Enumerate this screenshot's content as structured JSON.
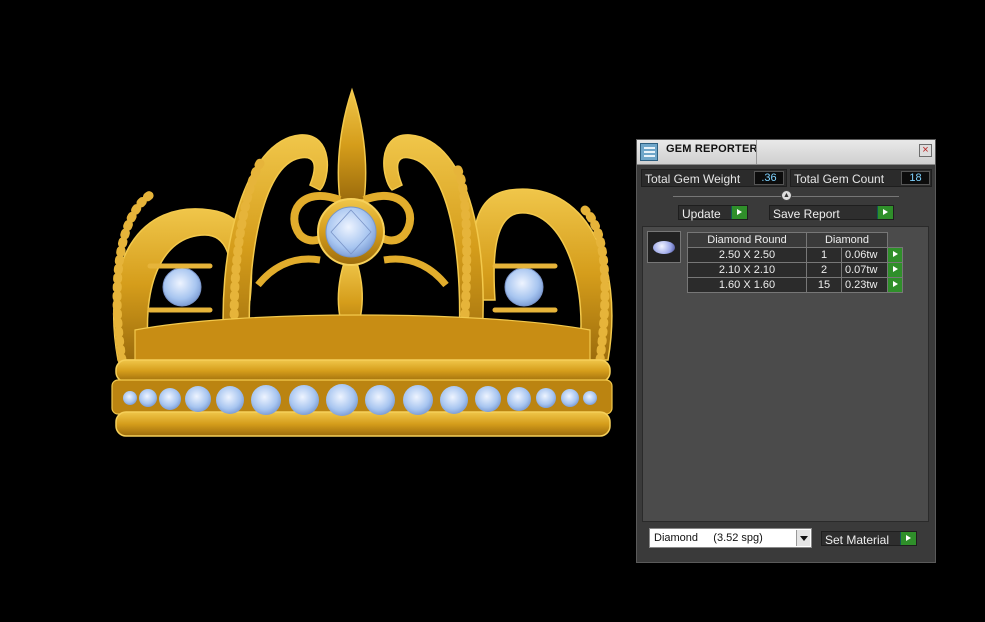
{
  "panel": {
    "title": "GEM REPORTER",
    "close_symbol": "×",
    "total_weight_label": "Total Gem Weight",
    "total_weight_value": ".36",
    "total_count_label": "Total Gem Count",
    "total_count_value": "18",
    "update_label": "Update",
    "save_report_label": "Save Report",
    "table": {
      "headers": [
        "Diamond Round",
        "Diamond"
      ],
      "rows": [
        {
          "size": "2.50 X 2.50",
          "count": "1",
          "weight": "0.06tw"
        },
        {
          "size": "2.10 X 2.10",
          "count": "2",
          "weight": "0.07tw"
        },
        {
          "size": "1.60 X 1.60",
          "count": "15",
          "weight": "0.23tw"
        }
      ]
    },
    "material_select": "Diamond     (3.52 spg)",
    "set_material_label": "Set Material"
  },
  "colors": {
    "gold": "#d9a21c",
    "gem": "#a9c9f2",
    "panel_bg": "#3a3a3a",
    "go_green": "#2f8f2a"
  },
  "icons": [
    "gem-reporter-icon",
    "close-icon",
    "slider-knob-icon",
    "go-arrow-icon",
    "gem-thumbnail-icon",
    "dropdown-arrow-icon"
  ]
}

- Exercise task
Take the listing above and restate it word for word, without its pictures.

- The response
Enumerate this screenshot's content as structured JSON.
{
  "panel": {
    "title": "GEM REPORTER",
    "close_symbol": "×",
    "total_weight_label": "Total Gem Weight",
    "total_weight_value": ".36",
    "total_count_label": "Total Gem Count",
    "total_count_value": "18",
    "update_label": "Update",
    "save_report_label": "Save Report",
    "table": {
      "headers": [
        "Diamond Round",
        "Diamond"
      ],
      "rows": [
        {
          "size": "2.50 X 2.50",
          "count": "1",
          "weight": "0.06tw"
        },
        {
          "size": "2.10 X 2.10",
          "count": "2",
          "weight": "0.07tw"
        },
        {
          "size": "1.60 X 1.60",
          "count": "15",
          "weight": "0.23tw"
        }
      ]
    },
    "material_select": "Diamond     (3.52 spg)",
    "set_material_label": "Set Material"
  },
  "colors": {
    "gold": "#d9a21c",
    "gem": "#a9c9f2",
    "panel_bg": "#3a3a3a",
    "go_green": "#2f8f2a"
  },
  "icons": [
    "gem-reporter-icon",
    "close-icon",
    "slider-knob-icon",
    "go-arrow-icon",
    "gem-thumbnail-icon",
    "dropdown-arrow-icon"
  ]
}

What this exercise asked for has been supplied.